* begin Dataset *

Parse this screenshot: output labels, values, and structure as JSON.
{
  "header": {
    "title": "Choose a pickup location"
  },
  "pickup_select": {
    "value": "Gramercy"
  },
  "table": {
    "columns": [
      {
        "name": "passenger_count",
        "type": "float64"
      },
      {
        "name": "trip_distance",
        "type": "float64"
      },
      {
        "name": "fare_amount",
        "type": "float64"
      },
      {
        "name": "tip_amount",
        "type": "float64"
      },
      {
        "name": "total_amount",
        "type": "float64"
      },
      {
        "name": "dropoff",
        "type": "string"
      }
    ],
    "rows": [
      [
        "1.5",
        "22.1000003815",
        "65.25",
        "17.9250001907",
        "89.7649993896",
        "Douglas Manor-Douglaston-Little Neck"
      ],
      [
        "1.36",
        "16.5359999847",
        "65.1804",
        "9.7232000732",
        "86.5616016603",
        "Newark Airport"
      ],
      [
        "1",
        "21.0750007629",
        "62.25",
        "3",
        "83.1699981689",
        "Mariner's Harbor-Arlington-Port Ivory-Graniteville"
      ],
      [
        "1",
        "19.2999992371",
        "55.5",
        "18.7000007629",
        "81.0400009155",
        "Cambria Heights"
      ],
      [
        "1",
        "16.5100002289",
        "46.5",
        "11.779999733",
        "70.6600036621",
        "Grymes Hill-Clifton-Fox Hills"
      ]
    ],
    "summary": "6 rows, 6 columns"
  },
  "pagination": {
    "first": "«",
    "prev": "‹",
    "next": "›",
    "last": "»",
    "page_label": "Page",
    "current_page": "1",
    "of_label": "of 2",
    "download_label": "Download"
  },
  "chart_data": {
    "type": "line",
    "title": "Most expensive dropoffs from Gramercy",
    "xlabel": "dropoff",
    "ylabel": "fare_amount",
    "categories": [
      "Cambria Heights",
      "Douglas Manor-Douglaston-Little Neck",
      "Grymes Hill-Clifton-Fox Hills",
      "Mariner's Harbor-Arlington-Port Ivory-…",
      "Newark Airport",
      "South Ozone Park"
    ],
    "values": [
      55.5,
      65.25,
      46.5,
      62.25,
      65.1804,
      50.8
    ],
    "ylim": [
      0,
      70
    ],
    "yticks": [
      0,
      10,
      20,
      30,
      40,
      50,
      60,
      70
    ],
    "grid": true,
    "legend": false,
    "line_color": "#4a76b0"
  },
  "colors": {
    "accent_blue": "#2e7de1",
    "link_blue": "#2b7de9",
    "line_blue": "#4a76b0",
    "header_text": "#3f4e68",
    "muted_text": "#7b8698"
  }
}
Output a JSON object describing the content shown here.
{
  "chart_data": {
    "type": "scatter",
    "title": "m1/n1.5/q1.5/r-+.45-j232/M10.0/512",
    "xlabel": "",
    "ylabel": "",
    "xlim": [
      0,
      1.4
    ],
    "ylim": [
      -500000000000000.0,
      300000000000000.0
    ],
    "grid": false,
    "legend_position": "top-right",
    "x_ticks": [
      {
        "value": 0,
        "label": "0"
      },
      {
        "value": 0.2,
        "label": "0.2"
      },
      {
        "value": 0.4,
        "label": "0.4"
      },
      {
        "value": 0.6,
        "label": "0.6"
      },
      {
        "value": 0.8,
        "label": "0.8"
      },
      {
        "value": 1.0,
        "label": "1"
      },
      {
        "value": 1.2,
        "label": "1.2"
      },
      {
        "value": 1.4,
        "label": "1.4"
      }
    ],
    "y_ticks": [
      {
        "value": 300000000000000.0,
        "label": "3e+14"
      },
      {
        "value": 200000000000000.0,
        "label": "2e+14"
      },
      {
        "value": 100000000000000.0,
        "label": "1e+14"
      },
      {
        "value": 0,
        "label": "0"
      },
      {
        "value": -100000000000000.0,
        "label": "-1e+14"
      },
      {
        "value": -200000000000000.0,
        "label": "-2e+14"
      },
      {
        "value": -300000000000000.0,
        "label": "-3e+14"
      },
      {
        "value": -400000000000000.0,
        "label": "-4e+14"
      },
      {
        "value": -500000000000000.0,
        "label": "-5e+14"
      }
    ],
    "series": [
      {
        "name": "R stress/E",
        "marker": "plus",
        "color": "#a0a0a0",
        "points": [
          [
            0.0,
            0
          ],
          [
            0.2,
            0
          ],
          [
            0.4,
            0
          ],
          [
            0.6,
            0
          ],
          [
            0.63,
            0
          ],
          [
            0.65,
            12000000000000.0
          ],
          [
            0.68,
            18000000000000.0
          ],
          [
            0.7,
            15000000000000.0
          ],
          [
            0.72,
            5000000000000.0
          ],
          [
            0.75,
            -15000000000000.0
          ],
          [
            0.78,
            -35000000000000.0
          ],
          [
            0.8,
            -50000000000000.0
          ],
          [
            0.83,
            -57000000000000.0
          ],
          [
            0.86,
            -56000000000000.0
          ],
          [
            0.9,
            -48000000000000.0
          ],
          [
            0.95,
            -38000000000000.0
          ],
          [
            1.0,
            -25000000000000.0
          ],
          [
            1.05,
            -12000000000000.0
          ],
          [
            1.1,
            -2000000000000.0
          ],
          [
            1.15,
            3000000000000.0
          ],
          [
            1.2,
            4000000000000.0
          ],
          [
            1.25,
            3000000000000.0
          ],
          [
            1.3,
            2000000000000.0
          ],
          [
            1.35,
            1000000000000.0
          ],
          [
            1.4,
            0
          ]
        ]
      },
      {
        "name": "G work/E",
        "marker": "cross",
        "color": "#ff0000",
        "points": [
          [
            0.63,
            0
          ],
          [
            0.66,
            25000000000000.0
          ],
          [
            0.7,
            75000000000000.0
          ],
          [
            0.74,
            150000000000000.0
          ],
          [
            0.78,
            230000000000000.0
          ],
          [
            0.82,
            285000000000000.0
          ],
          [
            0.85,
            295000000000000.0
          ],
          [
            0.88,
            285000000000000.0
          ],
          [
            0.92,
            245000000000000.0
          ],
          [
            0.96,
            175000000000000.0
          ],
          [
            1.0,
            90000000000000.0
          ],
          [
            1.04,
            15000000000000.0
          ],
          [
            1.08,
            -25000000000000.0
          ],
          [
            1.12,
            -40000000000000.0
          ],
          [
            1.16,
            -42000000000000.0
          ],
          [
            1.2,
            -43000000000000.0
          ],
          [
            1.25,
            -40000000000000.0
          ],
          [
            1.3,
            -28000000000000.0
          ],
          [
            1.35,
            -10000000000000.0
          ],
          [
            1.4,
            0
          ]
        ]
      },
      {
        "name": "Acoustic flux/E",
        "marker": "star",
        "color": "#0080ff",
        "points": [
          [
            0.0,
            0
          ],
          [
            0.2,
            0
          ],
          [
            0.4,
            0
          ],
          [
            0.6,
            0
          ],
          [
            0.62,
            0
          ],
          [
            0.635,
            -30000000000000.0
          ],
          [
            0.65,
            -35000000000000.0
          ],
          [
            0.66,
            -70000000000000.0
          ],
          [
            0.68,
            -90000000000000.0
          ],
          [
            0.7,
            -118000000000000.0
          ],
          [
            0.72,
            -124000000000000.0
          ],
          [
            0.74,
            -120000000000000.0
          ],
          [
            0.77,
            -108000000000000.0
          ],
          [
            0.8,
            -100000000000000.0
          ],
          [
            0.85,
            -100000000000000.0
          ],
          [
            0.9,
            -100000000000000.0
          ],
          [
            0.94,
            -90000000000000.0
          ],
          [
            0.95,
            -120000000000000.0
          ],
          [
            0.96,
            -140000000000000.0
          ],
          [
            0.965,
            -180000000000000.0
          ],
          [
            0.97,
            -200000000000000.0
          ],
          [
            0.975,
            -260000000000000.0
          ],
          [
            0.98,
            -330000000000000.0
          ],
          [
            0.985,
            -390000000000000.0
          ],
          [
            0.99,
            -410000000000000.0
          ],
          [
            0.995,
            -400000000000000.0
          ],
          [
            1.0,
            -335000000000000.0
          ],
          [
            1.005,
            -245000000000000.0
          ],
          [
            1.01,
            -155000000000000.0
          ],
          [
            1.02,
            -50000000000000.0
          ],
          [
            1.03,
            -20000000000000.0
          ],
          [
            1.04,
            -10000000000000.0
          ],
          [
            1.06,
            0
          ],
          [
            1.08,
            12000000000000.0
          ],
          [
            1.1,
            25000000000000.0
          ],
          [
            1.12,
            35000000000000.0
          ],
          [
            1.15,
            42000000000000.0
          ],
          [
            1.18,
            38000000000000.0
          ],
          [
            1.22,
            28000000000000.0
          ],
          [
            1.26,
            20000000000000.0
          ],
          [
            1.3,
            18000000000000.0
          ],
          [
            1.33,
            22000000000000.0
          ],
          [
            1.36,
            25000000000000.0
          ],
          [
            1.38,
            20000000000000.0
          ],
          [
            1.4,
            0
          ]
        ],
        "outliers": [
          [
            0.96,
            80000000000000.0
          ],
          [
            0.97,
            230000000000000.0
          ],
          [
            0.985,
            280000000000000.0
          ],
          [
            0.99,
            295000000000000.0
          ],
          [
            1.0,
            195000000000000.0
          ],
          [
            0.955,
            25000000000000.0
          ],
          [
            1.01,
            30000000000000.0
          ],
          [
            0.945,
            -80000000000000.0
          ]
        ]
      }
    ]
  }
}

* end Dataset *

** Objective **
Copy out every line from the material above in which the word "Mariner" appears.

** The solution **
        "Mariner's Harbor-Arlington-Port Ivory-Graniteville"
      "Mariner's Harbor-Arlington-Port Ivory-…",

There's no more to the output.